* start Task inputs *

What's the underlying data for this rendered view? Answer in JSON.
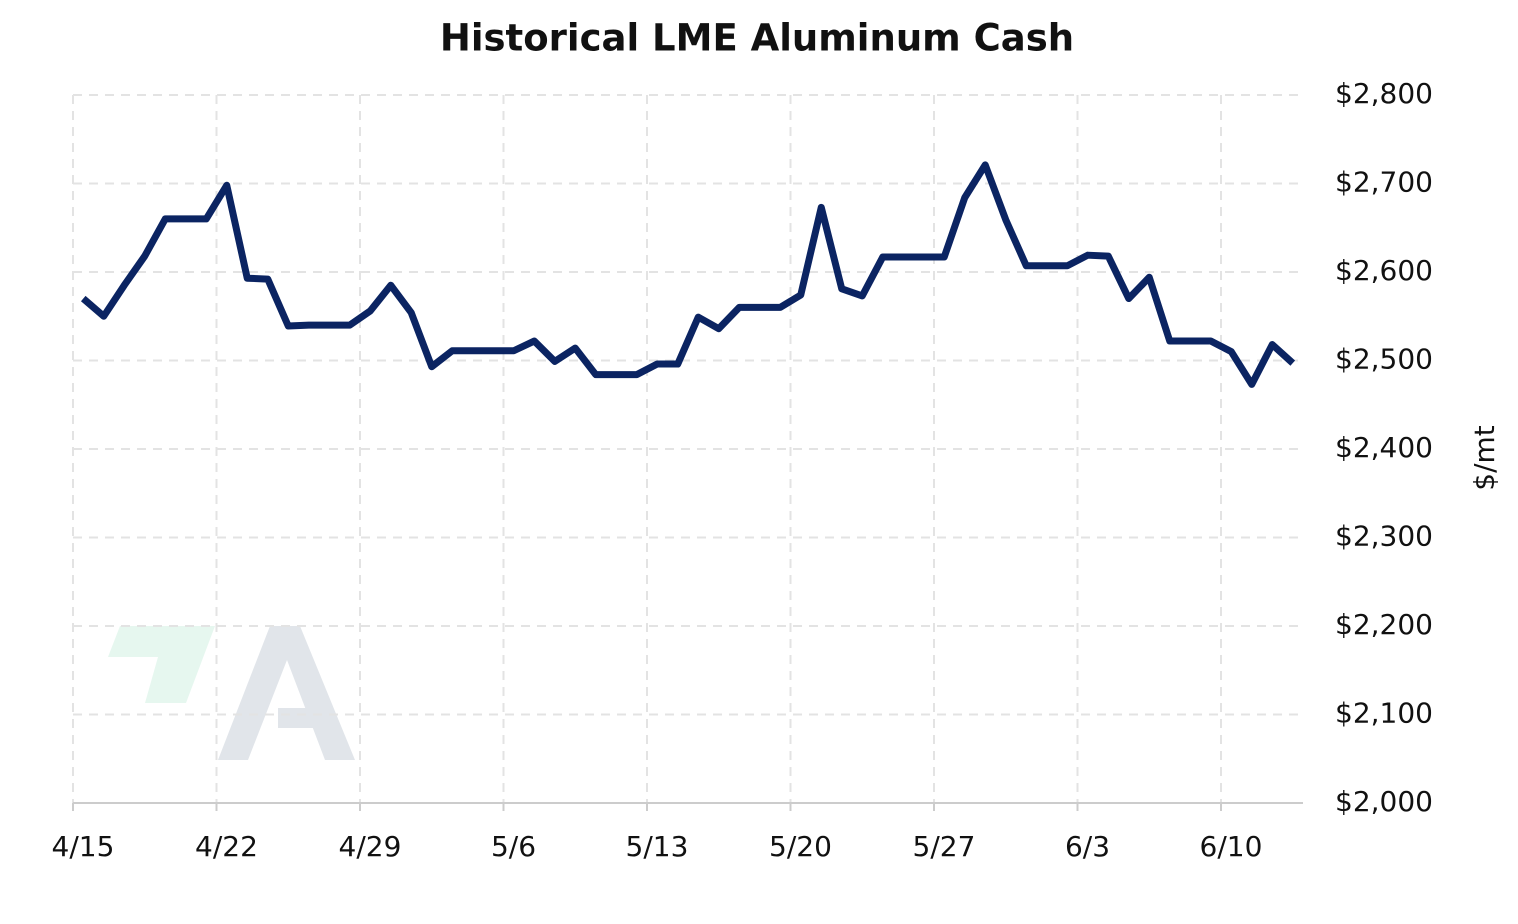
{
  "chart_data": {
    "type": "line",
    "title": "Historical LME Aluminum Cash",
    "y_label": "$/mt",
    "x": [
      "4/15",
      "4/16",
      "4/17",
      "4/18",
      "4/19",
      "4/20",
      "4/21",
      "4/22",
      "4/23",
      "4/24",
      "4/25",
      "4/26",
      "4/27",
      "4/28",
      "4/29",
      "4/30",
      "5/1",
      "5/2",
      "5/3",
      "5/4",
      "5/5",
      "5/6",
      "5/7",
      "5/8",
      "5/9",
      "5/10",
      "5/11",
      "5/12",
      "5/13",
      "5/14",
      "5/15",
      "5/16",
      "5/17",
      "5/18",
      "5/19",
      "5/20",
      "5/21",
      "5/22",
      "5/23",
      "5/24",
      "5/25",
      "5/26",
      "5/27",
      "5/28",
      "5/29",
      "5/30",
      "5/31",
      "6/1",
      "6/2",
      "6/3",
      "6/4",
      "6/5",
      "6/6",
      "6/7",
      "6/8",
      "6/9",
      "6/10",
      "6/11",
      "6/12",
      "6/13"
    ],
    "series": [
      {
        "name": "LME Aluminum Cash",
        "color": "#0b2462",
        "values": [
          2570,
          2550,
          2585,
          2618,
          2660,
          2660,
          2660,
          2698,
          2593,
          2592,
          2539,
          2540,
          2540,
          2540,
          2556,
          2585,
          2554,
          2493,
          2511,
          2511,
          2511,
          2511,
          2522,
          2499,
          2514,
          2484,
          2484,
          2484,
          2496,
          2496,
          2549,
          2536,
          2560,
          2560,
          2560,
          2574,
          2673,
          2581,
          2573,
          2617,
          2617,
          2617,
          2617,
          2684,
          2721,
          2659,
          2607,
          2607,
          2607,
          2619,
          2618,
          2570,
          2594,
          2522,
          2522,
          2522,
          2510,
          2473,
          2518,
          2497
        ]
      }
    ],
    "xlim": [
      "4/15",
      "6/13"
    ],
    "xticks": [
      "4/15",
      "4/22",
      "4/29",
      "5/6",
      "5/13",
      "5/20",
      "5/27",
      "6/3",
      "6/10"
    ],
    "ylim": [
      2000,
      2800
    ],
    "yticks": [
      {
        "value": 2000,
        "label": "$2,000"
      },
      {
        "value": 2100,
        "label": "$2,100"
      },
      {
        "value": 2200,
        "label": "$2,200"
      },
      {
        "value": 2300,
        "label": "$2,300"
      },
      {
        "value": 2400,
        "label": "$2,400"
      },
      {
        "value": 2500,
        "label": "$2,500"
      },
      {
        "value": 2600,
        "label": "$2,600"
      },
      {
        "value": 2700,
        "label": "$2,700"
      },
      {
        "value": 2800,
        "label": "$2,800"
      }
    ],
    "grid": true
  }
}
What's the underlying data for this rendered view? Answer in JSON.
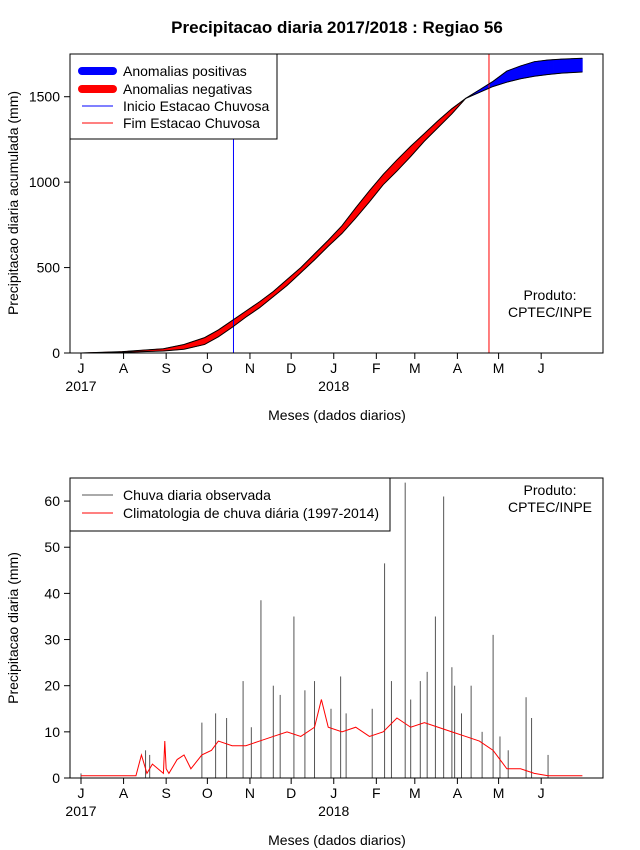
{
  "chart_data": [
    {
      "type": "area",
      "title": "Precipitacao diaria 2017/2018 : Regiao 56",
      "xlabel": "Meses (dados diarios)",
      "ylabel": "Precipitacao diaria acumulada (mm)",
      "ylim": [
        0,
        1750
      ],
      "yticks": [
        0,
        500,
        1000,
        1500
      ],
      "xtick_labels": [
        "J",
        "A",
        "S",
        "O",
        "N",
        "D",
        "J",
        "F",
        "M",
        "A",
        "M",
        "J"
      ],
      "xtick_days": [
        0,
        31,
        62,
        92,
        123,
        153,
        184,
        215,
        243,
        274,
        304,
        335
      ],
      "year_labels": [
        {
          "text": "2017",
          "day": 0
        },
        {
          "text": "2018",
          "day": 184
        }
      ],
      "xlim_days": [
        -8,
        380
      ],
      "observed_cumulative": {
        "days": [
          0,
          30,
          60,
          75,
          90,
          100,
          110,
          120,
          130,
          140,
          150,
          160,
          170,
          180,
          190,
          200,
          210,
          220,
          230,
          240,
          250,
          260,
          270,
          280,
          290,
          300,
          310,
          320,
          330,
          340,
          350,
          365
        ],
        "values": [
          0,
          4,
          12,
          22,
          50,
          95,
          150,
          210,
          265,
          330,
          395,
          470,
          545,
          625,
          700,
          790,
          885,
          985,
          1065,
          1150,
          1240,
          1320,
          1400,
          1490,
          1540,
          1590,
          1650,
          1680,
          1705,
          1715,
          1720,
          1725
        ]
      },
      "climatology_cumulative": {
        "days": [
          0,
          30,
          60,
          75,
          90,
          100,
          110,
          120,
          130,
          140,
          150,
          160,
          170,
          180,
          190,
          200,
          210,
          220,
          230,
          240,
          250,
          260,
          270,
          280,
          290,
          300,
          310,
          320,
          330,
          340,
          350,
          365
        ],
        "values": [
          0,
          8,
          25,
          50,
          90,
          135,
          190,
          245,
          300,
          360,
          430,
          500,
          580,
          660,
          745,
          850,
          950,
          1045,
          1130,
          1210,
          1285,
          1360,
          1430,
          1490,
          1525,
          1560,
          1585,
          1605,
          1620,
          1630,
          1638,
          1645
        ]
      },
      "rainy_season_start_day": 111,
      "rainy_season_end_day": 297,
      "legend": [
        {
          "label": "Anomalias positivas",
          "color": "#0000ff"
        },
        {
          "label": "Anomalias negativas",
          "color": "#ff0000"
        },
        {
          "label": "Inicio Estacao Chuvosa",
          "color": "#0000ff"
        },
        {
          "label": "Fim Estacao Chuvosa",
          "color": "#ff0000"
        }
      ],
      "legend_position": "top-left",
      "annotation": [
        "Produto:",
        "CPTEC/INPE"
      ]
    },
    {
      "type": "line",
      "title": "",
      "xlabel": "Meses (dados diarios)",
      "ylabel": "Precipitacao diaria (mm)",
      "ylim": [
        0,
        65
      ],
      "yticks": [
        0,
        10,
        20,
        30,
        40,
        50,
        60
      ],
      "xtick_labels": [
        "J",
        "A",
        "S",
        "O",
        "N",
        "D",
        "J",
        "F",
        "M",
        "A",
        "M",
        "J"
      ],
      "xtick_days": [
        0,
        31,
        62,
        92,
        123,
        153,
        184,
        215,
        243,
        274,
        304,
        335
      ],
      "year_labels": [
        {
          "text": "2017",
          "day": 0
        },
        {
          "text": "2018",
          "day": 184
        }
      ],
      "xlim_days": [
        -8,
        380
      ],
      "observed_daily_peaks": [
        {
          "day": 0,
          "value": 1
        },
        {
          "day": 47,
          "value": 6
        },
        {
          "day": 50,
          "value": 5
        },
        {
          "day": 88,
          "value": 12
        },
        {
          "day": 98,
          "value": 14
        },
        {
          "day": 106,
          "value": 13
        },
        {
          "day": 118,
          "value": 21
        },
        {
          "day": 124,
          "value": 11
        },
        {
          "day": 131,
          "value": 38.5
        },
        {
          "day": 140,
          "value": 20
        },
        {
          "day": 145,
          "value": 18
        },
        {
          "day": 155,
          "value": 35
        },
        {
          "day": 163,
          "value": 19
        },
        {
          "day": 170,
          "value": 21
        },
        {
          "day": 182,
          "value": 15
        },
        {
          "day": 189,
          "value": 22
        },
        {
          "day": 193,
          "value": 14
        },
        {
          "day": 212,
          "value": 15
        },
        {
          "day": 221,
          "value": 46.5
        },
        {
          "day": 226,
          "value": 21
        },
        {
          "day": 236,
          "value": 64
        },
        {
          "day": 240,
          "value": 17
        },
        {
          "day": 247,
          "value": 21
        },
        {
          "day": 252,
          "value": 23
        },
        {
          "day": 258,
          "value": 35
        },
        {
          "day": 264,
          "value": 61
        },
        {
          "day": 270,
          "value": 24
        },
        {
          "day": 272,
          "value": 20
        },
        {
          "day": 277,
          "value": 14
        },
        {
          "day": 284,
          "value": 20
        },
        {
          "day": 292,
          "value": 10
        },
        {
          "day": 300,
          "value": 31
        },
        {
          "day": 305,
          "value": 9
        },
        {
          "day": 311,
          "value": 6
        },
        {
          "day": 324,
          "value": 17.5
        },
        {
          "day": 328,
          "value": 13
        },
        {
          "day": 340,
          "value": 5
        }
      ],
      "climatology_daily": {
        "days": [
          0,
          40,
          44,
          48,
          52,
          60,
          61,
          62,
          64,
          70,
          75,
          80,
          88,
          95,
          100,
          110,
          120,
          130,
          140,
          150,
          160,
          170,
          175,
          180,
          190,
          200,
          210,
          220,
          230,
          240,
          250,
          260,
          270,
          280,
          290,
          300,
          305,
          310,
          320,
          330,
          340,
          350,
          365
        ],
        "values": [
          0.5,
          0.5,
          5,
          1,
          3,
          1,
          8,
          2,
          1,
          4,
          5,
          2,
          5,
          6,
          8,
          7,
          7,
          8,
          9,
          10,
          9,
          11,
          17,
          11,
          10,
          11,
          9,
          10,
          13,
          11,
          12,
          11,
          10,
          9,
          8,
          6,
          4,
          2,
          2,
          1,
          0.5,
          0.5,
          0.5
        ]
      },
      "legend": [
        {
          "label": "Chuva diaria observada",
          "color": "#555555"
        },
        {
          "label": "Climatologia de chuva diária (1997-2014)",
          "color": "#ff0000"
        }
      ],
      "legend_position": "top-left",
      "annotation": [
        "Produto:",
        "CPTEC/INPE"
      ]
    }
  ]
}
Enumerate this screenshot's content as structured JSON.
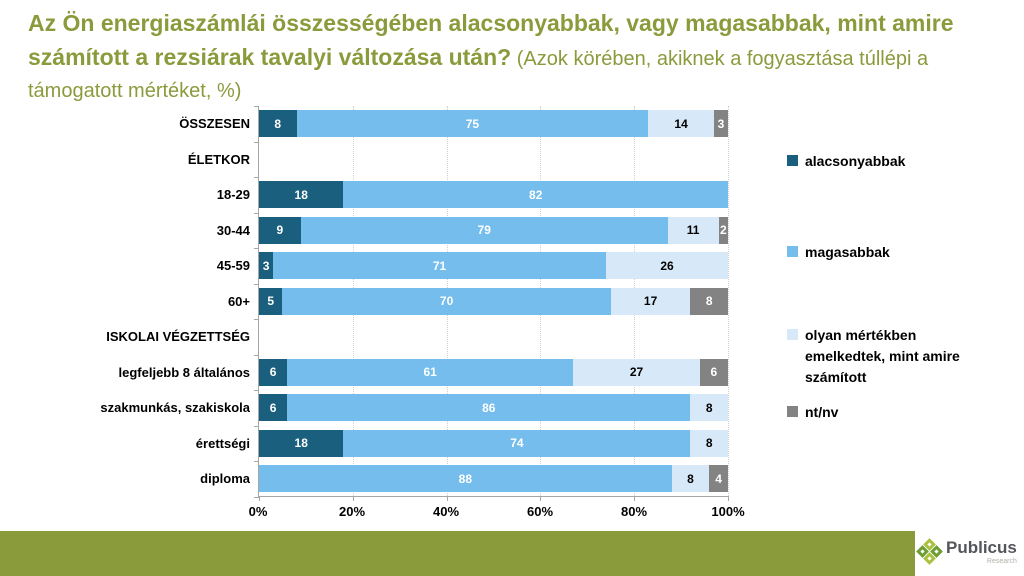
{
  "title": {
    "bold": "Az Ön energiaszámlái összességében alacsonyabbak, vagy magasabbak, mint amire számított a rezsiárak tavalyi változása után?",
    "normal": " (Azok körében, akiknek a fogyasztása túllépi a támogatott mértéket, %)",
    "color": "#8A9B3C"
  },
  "chart_data": {
    "type": "bar",
    "orientation": "horizontal",
    "stacked": true,
    "unit": "%",
    "xlim": [
      0,
      100
    ],
    "grid": "vertical-dotted",
    "legend_position": "right",
    "categories": [
      "ÖSSZESEN",
      "ÉLETKOR",
      "18-29",
      "30-44",
      "45-59",
      "60+",
      "ISKOLAI VÉGZETTSÉG",
      "legfeljebb 8 általános",
      "szakmunkás, szakiskola",
      "érettségi",
      "diploma"
    ],
    "header_rows": [
      1,
      6
    ],
    "series": [
      {
        "name": "alacsonyabbak",
        "color": "#1B5F7E",
        "label_color": "#FFFFFF",
        "values": [
          8,
          null,
          18,
          9,
          3,
          5,
          null,
          6,
          6,
          18,
          0
        ]
      },
      {
        "name": "magasabbak",
        "color": "#74BDEC",
        "label_color": "#FFFFFF",
        "values": [
          75,
          null,
          82,
          79,
          71,
          70,
          null,
          61,
          86,
          74,
          88
        ]
      },
      {
        "name": "olyan mértékben emelkedtek, mint amire számított",
        "color": "#D7E9F8",
        "label_color": "#000000",
        "values": [
          14,
          null,
          0,
          11,
          26,
          17,
          null,
          27,
          8,
          8,
          8
        ]
      },
      {
        "name": "nt/nv",
        "color": "#838383",
        "label_color": "#FFFFFF",
        "values": [
          3,
          null,
          0,
          2,
          0,
          8,
          null,
          6,
          0,
          0,
          4
        ]
      }
    ],
    "x_ticks": [
      "0%",
      "20%",
      "40%",
      "60%",
      "80%",
      "100%"
    ]
  },
  "footer": {
    "brand": "Publicus",
    "brand_sub": "Research",
    "bar_color": "#8A9B3C"
  }
}
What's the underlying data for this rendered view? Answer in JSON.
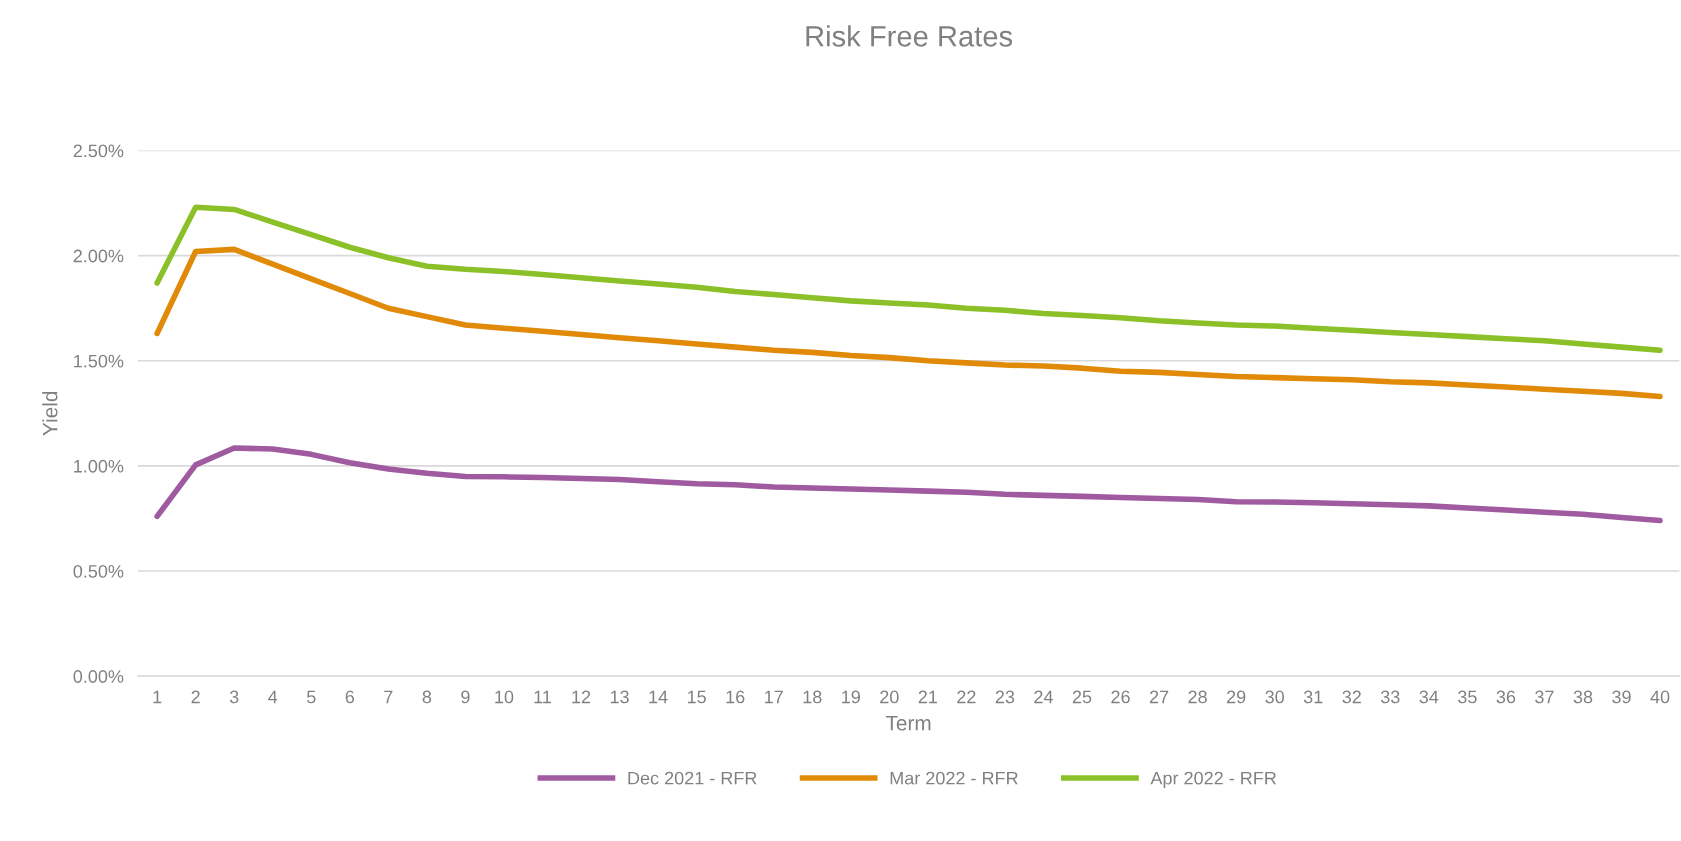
{
  "chart_data": {
    "type": "line",
    "title": "Risk Free Rates",
    "xlabel": "Term",
    "ylabel": "Yield",
    "categories": [
      "1",
      "2",
      "3",
      "4",
      "5",
      "6",
      "7",
      "8",
      "9",
      "10",
      "11",
      "12",
      "13",
      "14",
      "15",
      "16",
      "17",
      "18",
      "19",
      "20",
      "21",
      "22",
      "23",
      "24",
      "25",
      "26",
      "27",
      "28",
      "29",
      "30",
      "31",
      "32",
      "33",
      "34",
      "35",
      "36",
      "37",
      "38",
      "39",
      "40"
    ],
    "series": [
      {
        "name": "Dec 2021 - RFR",
        "color": "#a05aa0",
        "values": [
          0.76,
          1.005,
          1.085,
          1.08,
          1.055,
          1.015,
          0.985,
          0.965,
          0.95,
          0.948,
          0.945,
          0.94,
          0.935,
          0.925,
          0.915,
          0.91,
          0.9,
          0.895,
          0.89,
          0.885,
          0.88,
          0.875,
          0.865,
          0.86,
          0.855,
          0.85,
          0.845,
          0.84,
          0.83,
          0.828,
          0.825,
          0.82,
          0.815,
          0.81,
          0.8,
          0.79,
          0.78,
          0.77,
          0.755,
          0.74
        ]
      },
      {
        "name": "Mar 2022 - RFR",
        "color": "#e08a08",
        "values": [
          1.63,
          2.02,
          2.03,
          1.96,
          1.89,
          1.82,
          1.75,
          1.71,
          1.67,
          1.655,
          1.64,
          1.625,
          1.61,
          1.595,
          1.58,
          1.565,
          1.55,
          1.54,
          1.525,
          1.515,
          1.5,
          1.49,
          1.48,
          1.475,
          1.465,
          1.45,
          1.445,
          1.435,
          1.425,
          1.42,
          1.415,
          1.41,
          1.4,
          1.395,
          1.385,
          1.375,
          1.365,
          1.355,
          1.345,
          1.33
        ]
      },
      {
        "name": "Apr 2022 - RFR",
        "color": "#8cc028",
        "values": [
          1.87,
          2.23,
          2.22,
          2.16,
          2.1,
          2.04,
          1.99,
          1.95,
          1.935,
          1.925,
          1.91,
          1.895,
          1.88,
          1.865,
          1.85,
          1.83,
          1.815,
          1.8,
          1.785,
          1.775,
          1.765,
          1.75,
          1.74,
          1.725,
          1.715,
          1.705,
          1.69,
          1.68,
          1.67,
          1.665,
          1.655,
          1.645,
          1.635,
          1.625,
          1.615,
          1.605,
          1.595,
          1.58,
          1.565,
          1.55
        ]
      }
    ],
    "ylim": [
      0,
      2.5
    ],
    "yticks": [
      {
        "value": 0,
        "label": "0.00%"
      },
      {
        "value": 0.5,
        "label": "0.50%"
      },
      {
        "value": 1,
        "label": "1.00%"
      },
      {
        "value": 1.5,
        "label": "1.50%"
      },
      {
        "value": 2,
        "label": "2.00%"
      },
      {
        "value": 2.5,
        "label": "2.50%"
      }
    ],
    "grid": "y",
    "legend": "bottom",
    "marker": "none",
    "line_style": "solid"
  }
}
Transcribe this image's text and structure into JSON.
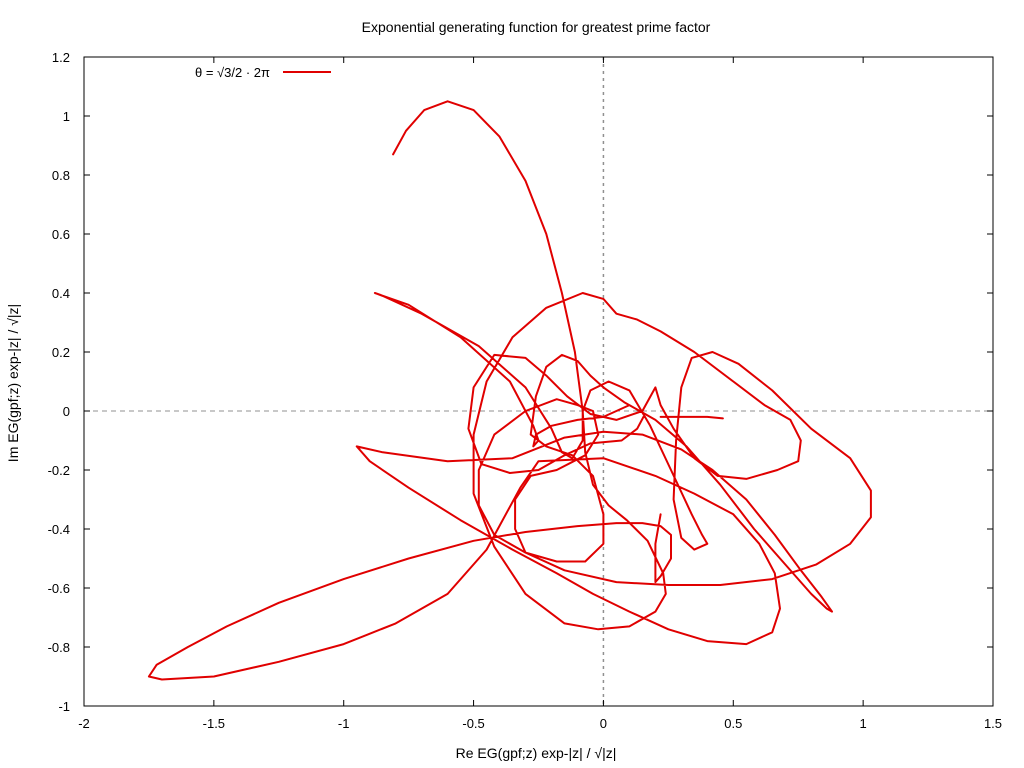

* end Task inputs *

=== Problem details ===
Report only the number of lines that hold the string "name" in this listing.

=== Task output ===
8